**GIVEN ENTRIES**
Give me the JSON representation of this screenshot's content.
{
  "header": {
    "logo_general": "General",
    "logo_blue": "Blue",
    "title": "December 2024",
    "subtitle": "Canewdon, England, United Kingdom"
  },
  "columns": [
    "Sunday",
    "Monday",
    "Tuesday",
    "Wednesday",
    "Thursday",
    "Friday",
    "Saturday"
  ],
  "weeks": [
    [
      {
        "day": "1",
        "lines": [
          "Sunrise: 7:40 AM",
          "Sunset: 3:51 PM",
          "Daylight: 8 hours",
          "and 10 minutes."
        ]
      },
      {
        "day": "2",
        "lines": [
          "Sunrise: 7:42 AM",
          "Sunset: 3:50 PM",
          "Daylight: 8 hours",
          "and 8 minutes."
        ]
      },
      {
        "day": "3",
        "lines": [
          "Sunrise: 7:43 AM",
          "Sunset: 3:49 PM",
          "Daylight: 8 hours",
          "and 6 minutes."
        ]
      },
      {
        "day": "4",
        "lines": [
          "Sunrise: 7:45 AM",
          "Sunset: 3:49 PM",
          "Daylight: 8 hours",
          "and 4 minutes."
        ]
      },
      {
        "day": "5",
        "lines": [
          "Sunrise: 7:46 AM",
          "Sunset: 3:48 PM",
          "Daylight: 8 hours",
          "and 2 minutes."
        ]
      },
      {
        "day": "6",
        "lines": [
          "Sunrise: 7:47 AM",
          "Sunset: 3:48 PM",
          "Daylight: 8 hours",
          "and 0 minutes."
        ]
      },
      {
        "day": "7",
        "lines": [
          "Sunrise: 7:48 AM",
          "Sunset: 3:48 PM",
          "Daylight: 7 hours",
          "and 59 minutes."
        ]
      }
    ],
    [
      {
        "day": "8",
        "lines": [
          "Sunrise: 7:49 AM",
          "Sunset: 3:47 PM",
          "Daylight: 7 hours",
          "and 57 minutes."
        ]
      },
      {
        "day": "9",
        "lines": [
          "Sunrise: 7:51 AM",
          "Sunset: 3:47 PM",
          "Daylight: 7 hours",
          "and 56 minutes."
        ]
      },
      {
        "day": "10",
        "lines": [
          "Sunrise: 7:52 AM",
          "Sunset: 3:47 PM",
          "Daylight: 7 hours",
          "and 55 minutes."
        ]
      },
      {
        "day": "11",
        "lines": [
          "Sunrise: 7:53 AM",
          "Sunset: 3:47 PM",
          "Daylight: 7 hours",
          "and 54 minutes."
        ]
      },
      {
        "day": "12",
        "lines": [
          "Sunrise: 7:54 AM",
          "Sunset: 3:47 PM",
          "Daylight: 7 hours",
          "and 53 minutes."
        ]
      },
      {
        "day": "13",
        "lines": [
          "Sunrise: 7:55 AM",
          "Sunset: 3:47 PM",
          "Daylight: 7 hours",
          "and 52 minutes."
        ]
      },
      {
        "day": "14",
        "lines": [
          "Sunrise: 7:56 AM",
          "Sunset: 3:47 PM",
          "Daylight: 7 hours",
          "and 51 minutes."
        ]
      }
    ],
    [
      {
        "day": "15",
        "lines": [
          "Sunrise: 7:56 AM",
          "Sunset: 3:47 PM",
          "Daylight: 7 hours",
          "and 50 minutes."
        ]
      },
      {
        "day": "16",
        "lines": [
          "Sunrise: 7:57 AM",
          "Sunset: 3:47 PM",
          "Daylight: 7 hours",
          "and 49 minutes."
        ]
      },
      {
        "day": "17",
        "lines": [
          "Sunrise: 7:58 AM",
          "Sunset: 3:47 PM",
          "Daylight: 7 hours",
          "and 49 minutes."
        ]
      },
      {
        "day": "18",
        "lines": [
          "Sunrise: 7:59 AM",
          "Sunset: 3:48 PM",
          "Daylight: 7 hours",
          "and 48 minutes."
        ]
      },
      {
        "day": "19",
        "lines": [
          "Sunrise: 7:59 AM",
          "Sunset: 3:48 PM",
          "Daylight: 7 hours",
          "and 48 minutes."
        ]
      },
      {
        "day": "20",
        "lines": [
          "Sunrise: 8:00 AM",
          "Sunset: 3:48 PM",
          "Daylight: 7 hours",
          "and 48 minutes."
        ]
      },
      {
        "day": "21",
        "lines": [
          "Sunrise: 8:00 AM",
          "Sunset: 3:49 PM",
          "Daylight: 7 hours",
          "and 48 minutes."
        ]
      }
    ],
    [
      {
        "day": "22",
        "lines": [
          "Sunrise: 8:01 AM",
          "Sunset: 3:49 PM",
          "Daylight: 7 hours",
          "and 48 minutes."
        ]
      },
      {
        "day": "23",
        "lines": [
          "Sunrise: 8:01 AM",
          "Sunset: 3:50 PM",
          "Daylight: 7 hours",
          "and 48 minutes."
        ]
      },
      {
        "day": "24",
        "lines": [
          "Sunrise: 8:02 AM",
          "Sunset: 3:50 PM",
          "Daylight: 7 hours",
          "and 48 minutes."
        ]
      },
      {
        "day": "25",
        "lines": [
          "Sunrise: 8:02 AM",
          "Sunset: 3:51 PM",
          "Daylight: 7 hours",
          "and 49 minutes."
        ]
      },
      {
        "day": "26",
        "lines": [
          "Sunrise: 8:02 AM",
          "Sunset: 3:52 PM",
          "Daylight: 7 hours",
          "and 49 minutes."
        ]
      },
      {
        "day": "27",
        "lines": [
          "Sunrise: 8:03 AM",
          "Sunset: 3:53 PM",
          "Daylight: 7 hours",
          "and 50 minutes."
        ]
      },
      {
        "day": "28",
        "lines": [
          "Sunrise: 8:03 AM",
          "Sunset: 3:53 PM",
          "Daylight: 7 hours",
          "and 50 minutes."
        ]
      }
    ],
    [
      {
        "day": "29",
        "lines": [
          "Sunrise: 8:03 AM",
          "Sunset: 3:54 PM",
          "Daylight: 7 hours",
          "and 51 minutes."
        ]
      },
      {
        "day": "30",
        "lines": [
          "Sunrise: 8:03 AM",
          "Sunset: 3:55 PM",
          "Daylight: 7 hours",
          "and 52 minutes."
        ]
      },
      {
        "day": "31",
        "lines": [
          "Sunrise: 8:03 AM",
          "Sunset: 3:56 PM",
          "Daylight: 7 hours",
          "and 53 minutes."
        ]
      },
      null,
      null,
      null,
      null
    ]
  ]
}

**STATED GOAL**
Restate the listing above word for word.

**FINISHED ANSWER**
Give me the JSON representation of this screenshot's content.
{
  "header": {
    "logo_general": "General",
    "logo_blue": "Blue",
    "title": "December 2024",
    "subtitle": "Canewdon, England, United Kingdom"
  },
  "columns": [
    "Sunday",
    "Monday",
    "Tuesday",
    "Wednesday",
    "Thursday",
    "Friday",
    "Saturday"
  ],
  "weeks": [
    [
      {
        "day": "1",
        "lines": [
          "Sunrise: 7:40 AM",
          "Sunset: 3:51 PM",
          "Daylight: 8 hours",
          "and 10 minutes."
        ]
      },
      {
        "day": "2",
        "lines": [
          "Sunrise: 7:42 AM",
          "Sunset: 3:50 PM",
          "Daylight: 8 hours",
          "and 8 minutes."
        ]
      },
      {
        "day": "3",
        "lines": [
          "Sunrise: 7:43 AM",
          "Sunset: 3:49 PM",
          "Daylight: 8 hours",
          "and 6 minutes."
        ]
      },
      {
        "day": "4",
        "lines": [
          "Sunrise: 7:45 AM",
          "Sunset: 3:49 PM",
          "Daylight: 8 hours",
          "and 4 minutes."
        ]
      },
      {
        "day": "5",
        "lines": [
          "Sunrise: 7:46 AM",
          "Sunset: 3:48 PM",
          "Daylight: 8 hours",
          "and 2 minutes."
        ]
      },
      {
        "day": "6",
        "lines": [
          "Sunrise: 7:47 AM",
          "Sunset: 3:48 PM",
          "Daylight: 8 hours",
          "and 0 minutes."
        ]
      },
      {
        "day": "7",
        "lines": [
          "Sunrise: 7:48 AM",
          "Sunset: 3:48 PM",
          "Daylight: 7 hours",
          "and 59 minutes."
        ]
      }
    ],
    [
      {
        "day": "8",
        "lines": [
          "Sunrise: 7:49 AM",
          "Sunset: 3:47 PM",
          "Daylight: 7 hours",
          "and 57 minutes."
        ]
      },
      {
        "day": "9",
        "lines": [
          "Sunrise: 7:51 AM",
          "Sunset: 3:47 PM",
          "Daylight: 7 hours",
          "and 56 minutes."
        ]
      },
      {
        "day": "10",
        "lines": [
          "Sunrise: 7:52 AM",
          "Sunset: 3:47 PM",
          "Daylight: 7 hours",
          "and 55 minutes."
        ]
      },
      {
        "day": "11",
        "lines": [
          "Sunrise: 7:53 AM",
          "Sunset: 3:47 PM",
          "Daylight: 7 hours",
          "and 54 minutes."
        ]
      },
      {
        "day": "12",
        "lines": [
          "Sunrise: 7:54 AM",
          "Sunset: 3:47 PM",
          "Daylight: 7 hours",
          "and 53 minutes."
        ]
      },
      {
        "day": "13",
        "lines": [
          "Sunrise: 7:55 AM",
          "Sunset: 3:47 PM",
          "Daylight: 7 hours",
          "and 52 minutes."
        ]
      },
      {
        "day": "14",
        "lines": [
          "Sunrise: 7:56 AM",
          "Sunset: 3:47 PM",
          "Daylight: 7 hours",
          "and 51 minutes."
        ]
      }
    ],
    [
      {
        "day": "15",
        "lines": [
          "Sunrise: 7:56 AM",
          "Sunset: 3:47 PM",
          "Daylight: 7 hours",
          "and 50 minutes."
        ]
      },
      {
        "day": "16",
        "lines": [
          "Sunrise: 7:57 AM",
          "Sunset: 3:47 PM",
          "Daylight: 7 hours",
          "and 49 minutes."
        ]
      },
      {
        "day": "17",
        "lines": [
          "Sunrise: 7:58 AM",
          "Sunset: 3:47 PM",
          "Daylight: 7 hours",
          "and 49 minutes."
        ]
      },
      {
        "day": "18",
        "lines": [
          "Sunrise: 7:59 AM",
          "Sunset: 3:48 PM",
          "Daylight: 7 hours",
          "and 48 minutes."
        ]
      },
      {
        "day": "19",
        "lines": [
          "Sunrise: 7:59 AM",
          "Sunset: 3:48 PM",
          "Daylight: 7 hours",
          "and 48 minutes."
        ]
      },
      {
        "day": "20",
        "lines": [
          "Sunrise: 8:00 AM",
          "Sunset: 3:48 PM",
          "Daylight: 7 hours",
          "and 48 minutes."
        ]
      },
      {
        "day": "21",
        "lines": [
          "Sunrise: 8:00 AM",
          "Sunset: 3:49 PM",
          "Daylight: 7 hours",
          "and 48 minutes."
        ]
      }
    ],
    [
      {
        "day": "22",
        "lines": [
          "Sunrise: 8:01 AM",
          "Sunset: 3:49 PM",
          "Daylight: 7 hours",
          "and 48 minutes."
        ]
      },
      {
        "day": "23",
        "lines": [
          "Sunrise: 8:01 AM",
          "Sunset: 3:50 PM",
          "Daylight: 7 hours",
          "and 48 minutes."
        ]
      },
      {
        "day": "24",
        "lines": [
          "Sunrise: 8:02 AM",
          "Sunset: 3:50 PM",
          "Daylight: 7 hours",
          "and 48 minutes."
        ]
      },
      {
        "day": "25",
        "lines": [
          "Sunrise: 8:02 AM",
          "Sunset: 3:51 PM",
          "Daylight: 7 hours",
          "and 49 minutes."
        ]
      },
      {
        "day": "26",
        "lines": [
          "Sunrise: 8:02 AM",
          "Sunset: 3:52 PM",
          "Daylight: 7 hours",
          "and 49 minutes."
        ]
      },
      {
        "day": "27",
        "lines": [
          "Sunrise: 8:03 AM",
          "Sunset: 3:53 PM",
          "Daylight: 7 hours",
          "and 50 minutes."
        ]
      },
      {
        "day": "28",
        "lines": [
          "Sunrise: 8:03 AM",
          "Sunset: 3:53 PM",
          "Daylight: 7 hours",
          "and 50 minutes."
        ]
      }
    ],
    [
      {
        "day": "29",
        "lines": [
          "Sunrise: 8:03 AM",
          "Sunset: 3:54 PM",
          "Daylight: 7 hours",
          "and 51 minutes."
        ]
      },
      {
        "day": "30",
        "lines": [
          "Sunrise: 8:03 AM",
          "Sunset: 3:55 PM",
          "Daylight: 7 hours",
          "and 52 minutes."
        ]
      },
      {
        "day": "31",
        "lines": [
          "Sunrise: 8:03 AM",
          "Sunset: 3:56 PM",
          "Daylight: 7 hours",
          "and 53 minutes."
        ]
      },
      null,
      null,
      null,
      null
    ]
  ]
}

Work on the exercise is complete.